#### [Data shown]
* BEGIN *
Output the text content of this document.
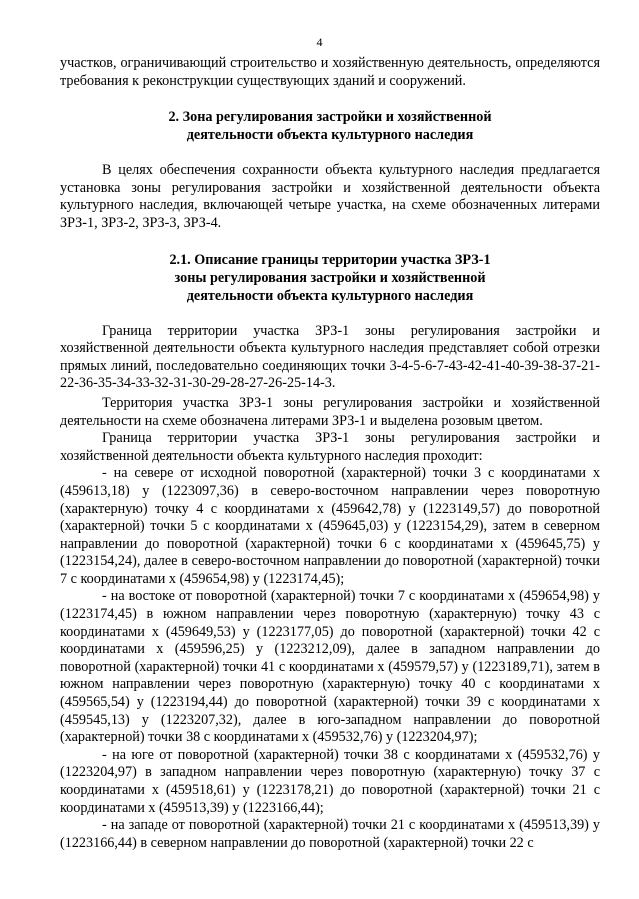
4

участков, ограничивающий строительство и хозяйственную деятельность, определяются требования к реконструкции существующих зданий и сооружений.

2. Зона регулирования застройки и хозяйственной
деятельности объекта культурного наследия

В целях обеспечения сохранности объекта культурного наследия предлагается установка зоны регулирования застройки и хозяйственной деятельности объекта культурного наследия, включающей четыре участка, на схеме обозначенных литерами ЗРЗ-1, ЗРЗ-2, ЗРЗ-3, ЗРЗ-4.

2.1. Описание границы территории участка ЗРЗ-1
зоны регулирования застройки и хозяйственной
деятельности объекта культурного наследия

Граница территории участка ЗРЗ-1 зоны регулирования застройки и хозяйственной деятельности объекта культурного наследия представляет собой отрезки прямых линий, последовательно соединяющих точки 3-4-5-6-7-43-42-41-40-39-38-37-21-22-36-35-34-33-32-31-30-29-28-27-26-25-14-3.

Территория участка ЗРЗ-1 зоны регулирования застройки и хозяйственной деятельности на схеме обозначена литерами ЗРЗ-1 и выделена розовым цветом.

Граница территории участка ЗРЗ-1 зоны регулирования застройки и хозяйственной деятельности объекта культурного наследия проходит:

- на севере от исходной поворотной (характерной) точки 3 с координатами x (459613,18) y (1223097,36) в северо-восточном направлении через поворотную (характерную) точку 4 с координатами x (459642,78) y (1223149,57) до поворотной (характерной) точки 5 с координатами x (459645,03) y (1223154,29), затем в северном направлении до поворотной (характерной) точки 6 с координатами x (459645,75) y (1223154,24), далее в северо-восточном направлении до поворотной (характерной) точки 7 с координатами x (459654,98) y (1223174,45);

- на востоке от поворотной (характерной) точки 7 с координатами x (459654,98) y (1223174,45) в южном направлении через поворотную (характерную) точку 43 с координатами x (459649,53) y (1223177,05) до поворотной (характерной) точки 42 с координатами x (459596,25) y (1223212,09), далее в западном направлении до поворотной (характерной) точки 41 с координатами x (459579,57) y (1223189,71), затем в южном направлении через поворотную (характерную) точку 40 с координатами x (459565,54) y (1223194,44) до поворотной (характерной) точки 39 с координатами x (459545,13) y (1223207,32), далее в юго-западном направлении до поворотной (характерной) точки 38 с координатами x (459532,76) y (1223204,97);

- на юге от поворотной (характерной) точки 38 с координатами x (459532,76) y (1223204,97) в западном направлении через поворотную (характерную) точку 37 с координатами x (459518,61) y (1223178,21) до поворотной (характерной) точки 21 с координатами x (459513,39) y (1223166,44);

- на западе от поворотной (характерной) точки 21 с координатами x (459513,39) y (1223166,44) в северном направлении до поворотной (характерной) точки 22 с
* END *
#### [The request]
Count how many lines above contain the word "территории". Reply with the number alone.

#### [Exercise result]
3